Stored items:

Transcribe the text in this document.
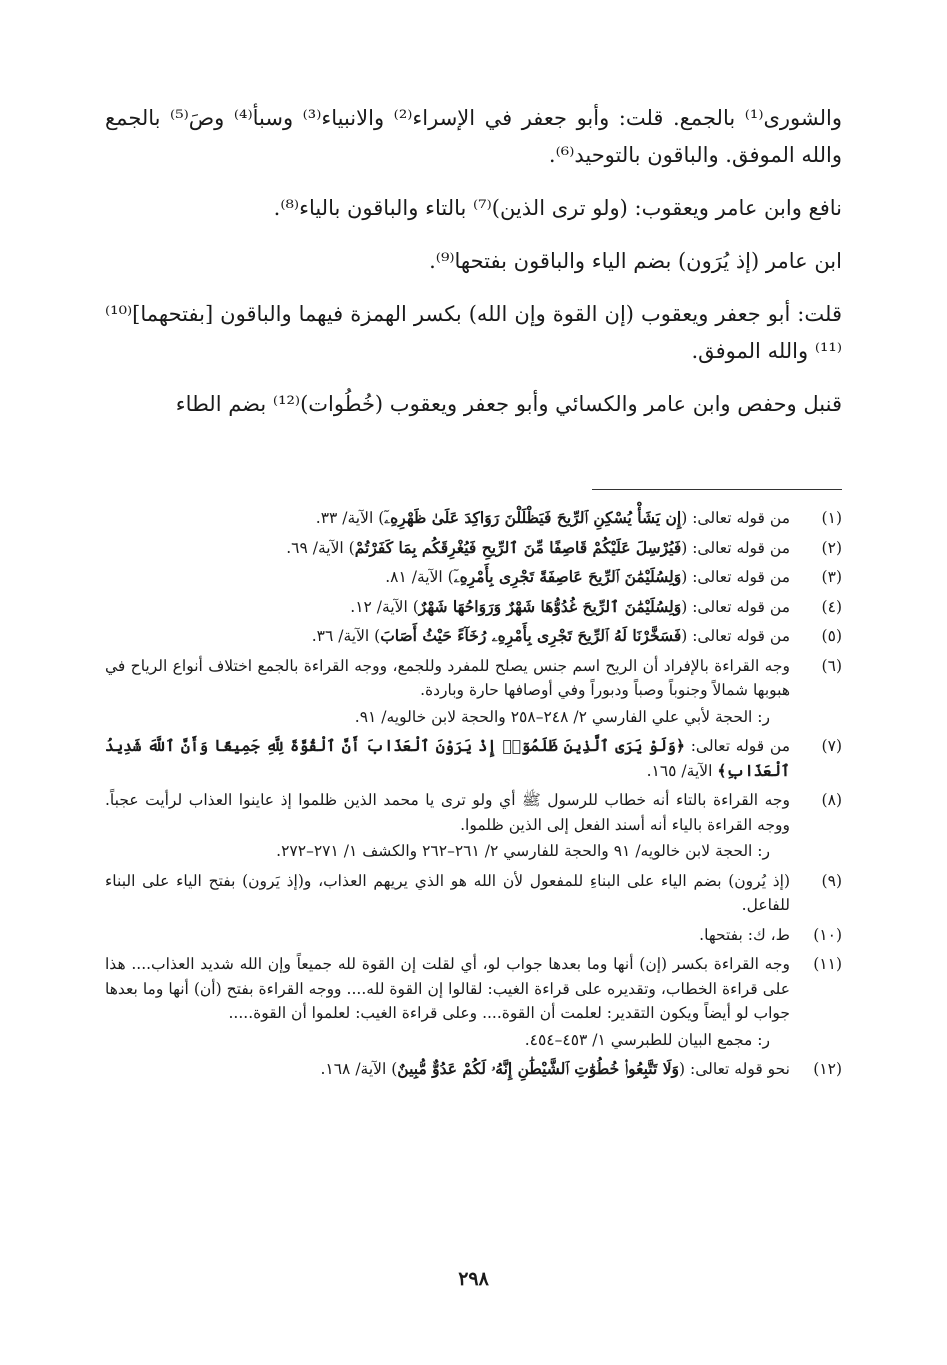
والشورى⁽¹⁾ بالجمع. قلت: وأبو جعفر في الإسراء⁽²⁾ والانبياء⁽³⁾ وسبأ⁽⁴⁾ وصَ⁽⁵⁾ بالجمع والله الموفق. والباقون بالتوحيد⁽⁶⁾.

نافع وابن عامر ويعقوب: (ولو ترى الذين)⁽⁷⁾ بالتاء والباقون بالياء⁽⁸⁾.

ابن عامر (إذ يُرَون) بضم الياء والباقون بفتحها⁽⁹⁾.

قلت: أبو جعفر ويعقوب (إن القوة وإن الله) بكسر الهمزة فيهما والباقون [بفتحهما]⁽¹⁰⁾ ⁽¹¹⁾ والله الموفق.

قنبل وحفص وابن عامر والكسائي وأبو جعفر ويعقوب (خُطُوات)⁽¹²⁾ بضم الطاء

(١)
من قوله تعالى: (إِن يَشَأْ يُسْكِنِ ٱلرِّيحَ فَيَظْلَلْنَ رَوَاكِدَ عَلَىٰ ظَهْرِهِۦٓ) الآية/ ٣٣.
(٢)
من قوله تعالى: (فَيُرْسِلَ عَلَيْكُمْ قَاصِفًا مِّنَ ٱلرِّيحِ فَيُغْرِقَكُم بِمَا كَفَرْتُمْ) الآية/ ٦٩.
(٣)
من قوله تعالى: (وَلِسُلَيْمَٰنَ ٱلرِّيحَ عَاصِفَةً تَجْرِى بِأَمْرِهِۦٓ) الآية/ ٨١.
(٤)
من قوله تعالى: (وَلِسُلَيْمَٰنَ ٱلرِّيحَ غُدُوُّهَا شَهْرٌ وَرَوَاحُهَا شَهْرٌ) الآية/ ١٢.
(٥)
من قوله تعالى: (فَسَخَّرْنَا لَهُ ٱلرِّيحَ تَجْرِى بِأَمْرِهِۦ رُخَآءً حَيْثُ أَصَابَ) الآية/ ٣٦.
(٦)
وجه القراءة بالإفراد أن الريح اسم جنس يصلح للمفرد وللجمع، ووجه القراءة بالجمع اختلاف أنواع الرياح في هبوبها شمالاً وجنوباً وصباً ودبوراً وفي أوصافها حارة وباردة.
ر: الحجة لأبي علي الفارسي ٢/ ٢٤٨–٢٥٨ والحجة لابن خالويه/ ٩١.
(٧)
من قوله تعالى: ﴿وَلَوْ يَرَى ٱلَّذِينَ ظَلَمُوٓا۟ إِذْ يَرَوْنَ ٱلْعَذَابَ أَنَّ ٱلْقُوَّةَ لِلَّهِ جَمِيعًا وَأَنَّ ٱللَّهَ شَدِيدُ ٱلْعَذَابِ﴾ الآية/ ١٦٥.
(٨)
وجه القراءة بالتاء أنه خطاب للرسول ﷺ أي ولو ترى يا محمد الذين ظلموا إذ عاينوا العذاب لرأيت عجباً. ووجه القراءة بالياء أنه أسند الفعل إلى الذين ظلموا.
ر: الحجة لابن خالويه/ ٩١ والحجة للفارسي ٢/ ٢٦١–٢٦٢ والكشف ١/ ٢٧١–٢٧٢.
(٩)
(إذ يُرون) بضم الياء على البناءِ للمفعول لأن الله هو الذي يريهم العذاب، و(إذ يَرون) بفتح الياء على البناء للفاعل.
(١٠)
ط، ك: بفتحها.
(١١)
وجه القراءة بكسر (إن) أنها وما بعدها جواب لو، أي لقلت إن القوة لله جميعاً وإن الله شديد العذاب.... هذا على قراءة الخطاب، وتقديره على قراءة الغيب: لقالوا إن القوة لله.... ووجه القراءة بفتح (أن) أنها وما بعدها جواب لو أيضاً ويكون التقدير: لعلمت أن القوة.... وعلى قراءة الغيب: لعلموا أن القوة.....
ر: مجمع البيان للطبرسي ١/ ٤٥٣–٤٥٤.
(١٢)
نحو قوله تعالى: (وَلَا تَتَّبِعُوا۟ خُطُوَٰتِ ٱلشَّيْطَٰنِ إِنَّهُۥ لَكُمْ عَدُوٌّ مُّبِينٌ) الآية/ ١٦٨.
٢٩٨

Set exercise = Quote every line word for word and keep the images out of the copy.

Task output =
Transcribe the text in this document.
والشورى⁽¹⁾ بالجمع. قلت: وأبو جعفر في الإسراء⁽²⁾ والانبياء⁽³⁾ وسبأ⁽⁴⁾ وصَ⁽⁵⁾ بالجمع والله الموفق. والباقون بالتوحيد⁽⁶⁾.

نافع وابن عامر ويعقوب: (ولو ترى الذين)⁽⁷⁾ بالتاء والباقون بالياء⁽⁸⁾.

ابن عامر (إذ يُرَون) بضم الياء والباقون بفتحها⁽⁹⁾.

قلت: أبو جعفر ويعقوب (إن القوة وإن الله) بكسر الهمزة فيهما والباقون [بفتحهما]⁽¹⁰⁾ ⁽¹¹⁾ والله الموفق.

قنبل وحفص وابن عامر والكسائي وأبو جعفر ويعقوب (خُطُوات)⁽¹²⁾ بضم الطاء

(١)
من قوله تعالى: (إِن يَشَأْ يُسْكِنِ ٱلرِّيحَ فَيَظْلَلْنَ رَوَاكِدَ عَلَىٰ ظَهْرِهِۦٓ) الآية/ ٣٣.
(٢)
من قوله تعالى: (فَيُرْسِلَ عَلَيْكُمْ قَاصِفًا مِّنَ ٱلرِّيحِ فَيُغْرِقَكُم بِمَا كَفَرْتُمْ) الآية/ ٦٩.
(٣)
من قوله تعالى: (وَلِسُلَيْمَٰنَ ٱلرِّيحَ عَاصِفَةً تَجْرِى بِأَمْرِهِۦٓ) الآية/ ٨١.
(٤)
من قوله تعالى: (وَلِسُلَيْمَٰنَ ٱلرِّيحَ غُدُوُّهَا شَهْرٌ وَرَوَاحُهَا شَهْرٌ) الآية/ ١٢.
(٥)
من قوله تعالى: (فَسَخَّرْنَا لَهُ ٱلرِّيحَ تَجْرِى بِأَمْرِهِۦ رُخَآءً حَيْثُ أَصَابَ) الآية/ ٣٦.
(٦)
وجه القراءة بالإفراد أن الريح اسم جنس يصلح للمفرد وللجمع، ووجه القراءة بالجمع اختلاف أنواع الرياح في هبوبها شمالاً وجنوباً وصباً ودبوراً وفي أوصافها حارة وباردة.
ر: الحجة لأبي علي الفارسي ٢/ ٢٤٨–٢٥٨ والحجة لابن خالويه/ ٩١.
(٧)
من قوله تعالى: ﴿وَلَوْ يَرَى ٱلَّذِينَ ظَلَمُوٓا۟ إِذْ يَرَوْنَ ٱلْعَذَابَ أَنَّ ٱلْقُوَّةَ لِلَّهِ جَمِيعًا وَأَنَّ ٱللَّهَ شَدِيدُ ٱلْعَذَابِ﴾ الآية/ ١٦٥.
(٨)
وجه القراءة بالتاء أنه خطاب للرسول ﷺ أي ولو ترى يا محمد الذين ظلموا إذ عاينوا العذاب لرأيت عجباً. ووجه القراءة بالياء أنه أسند الفعل إلى الذين ظلموا.
ر: الحجة لابن خالويه/ ٩١ والحجة للفارسي ٢/ ٢٦١–٢٦٢ والكشف ١/ ٢٧١–٢٧٢.
(٩)
(إذ يُرون) بضم الياء على البناءِ للمفعول لأن الله هو الذي يريهم العذاب، و(إذ يَرون) بفتح الياء على البناء للفاعل.
(١٠)
ط، ك: بفتحها.
(١١)
وجه القراءة بكسر (إن) أنها وما بعدها جواب لو، أي لقلت إن القوة لله جميعاً وإن الله شديد العذاب.... هذا على قراءة الخطاب، وتقديره على قراءة الغيب: لقالوا إن القوة لله.... ووجه القراءة بفتح (أن) أنها وما بعدها جواب لو أيضاً ويكون التقدير: لعلمت أن القوة.... وعلى قراءة الغيب: لعلموا أن القوة.....
ر: مجمع البيان للطبرسي ١/ ٤٥٣–٤٥٤.
(١٢)
نحو قوله تعالى: (وَلَا تَتَّبِعُوا۟ خُطُوَٰتِ ٱلشَّيْطَٰنِ إِنَّهُۥ لَكُمْ عَدُوٌّ مُّبِينٌ) الآية/ ١٦٨.
٢٩٨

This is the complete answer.